Data extract.
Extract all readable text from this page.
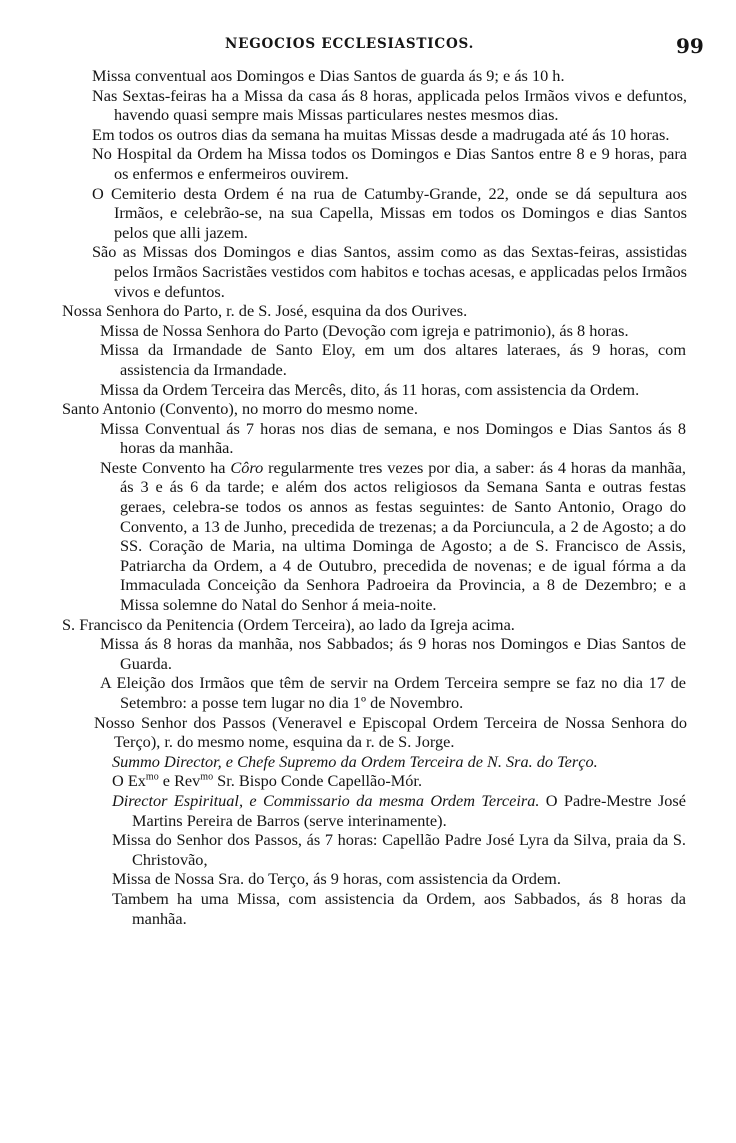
NEGOCIOS ECCLESIASTICOS.	99

Missa conventual aos Domingos e Dias Santos de guarda ás 9; e ás 10 h.

Nas Sextas-feiras ha a Missa da casa ás 8 horas, applicada pelos Irmãos vivos e defuntos, havendo quasi sempre mais Missas particulares nestes mesmos dias.

Em todos os outros dias da semana ha muitas Missas desde a madrugada até ás 10 horas.

No Hospital da Ordem ha Missa todos os Domingos e Dias Santos entre 8 e 9 horas, para os enfermos e enfermeiros ouvirem.

O Cemiterio desta Ordem é na rua de Catumby-Grande, 22, onde se dá sepultura aos Irmãos, e celebrão-se, na sua Capella, Missas em todos os Domingos e dias Santos pelos que alli jazem.

São as Missas dos Domingos e dias Santos, assim como as das Sextas-feiras, assistidas pelos Irmãos Sacristães vestidos com habitos e tochas acesas, e applicadas pelos Irmãos vivos e defuntos.

Nossa Senhora do Parto, r. de S. José, esquina da dos Ourives.

Missa de Nossa Senhora do Parto (Devoção com igreja e patrimonio), ás 8 horas.

Missa da Irmandade de Santo Eloy, em um dos altares lateraes, ás 9 horas, com assistencia da Irmandade.

Missa da Ordem Terceira das Mercês, dito, ás 11 horas, com assistencia da Ordem.

Santo Antonio (Convento), no morro do mesmo nome.

Missa Conventual ás 7 horas nos dias de semana, e nos Domingos e Dias Santos ás 8 horas da manhãa.

Neste Convento ha Côro regularmente tres vezes por dia, a saber: ás 4 horas da manhãa, ás 3 e ás 6 da tarde; e além dos actos religiosos da Semana Santa e outras festas geraes, celebra-se todos os annos as festas seguintes: de Santo Antonio, Orago do Convento, a 13 de Junho, precedida de trezenas; a da Porciuncula, a 2 de Agosto; a do SS. Coração de Maria, na ultima Dominga de Agosto; a de S. Francisco de Assis, Patriarcha da Ordem, a 4 de Outubro, precedida de novenas; e de igual fórma a da Immaculada Conceição da Senhora Padroeira da Provincia, a 8 de Dezembro; e a Missa solemne do Natal do Senhor á meia-noite.

S. Francisco da Penitencia (Ordem Terceira), ao lado da Igreja acima.

Missa ás 8 horas da manhãa, nos Sabbados; ás 9 horas nos Domingos e Dias Santos de Guarda.

A Eleição dos Irmãos que têm de servir na Ordem Terceira sempre se faz no dia 17 de Setembro: a posse tem lugar no dia 1º de Novembro.

Nosso Senhor dos Passos (Veneravel e Episcopal Ordem Terceira de Nossa Senhora do Terço), r. do mesmo nome, esquina da r. de S. Jorge.

Summo Director, e Chefe Supremo da Ordem Terceira de N. Sra. do Terço.

O $Ex^{mo}$ e Rev$^{mo}$ Sr. Bispo Conde Capellão-Mór.

Director Espiritual, e Commissario da mesma Ordem Terceira. O Padre-Mestre José Martins Pereira de Barros (serve interinamente).

Missa do Senhor dos Passos, ás 7 horas: Capellão Padre José Lyra da Silva, praia da S. Christovão,

Missa de Nossa Sra. do Terço, ás 9 horas, com assistencia da Ordem.

Tambem ha uma Missa, com assistencia da Ordem, aos Sabbados, ás 8 horas da manhãa.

Given exercise.
Where a line in the entries holds "Terço", copy that line.

Written solution.
Nosso Senhor dos Passos (Veneravel e Episcopal Ordem Terceira de Nossa Senhora do Terço), r. do mesmo nome, esquina da r. de S. Jorge.
Summo Director, e Chefe Supremo da Ordem Terceira de N. Sra. do Terço.
Missa de Nossa Sra. do Terço, ás 9 horas, com assistencia da Ordem.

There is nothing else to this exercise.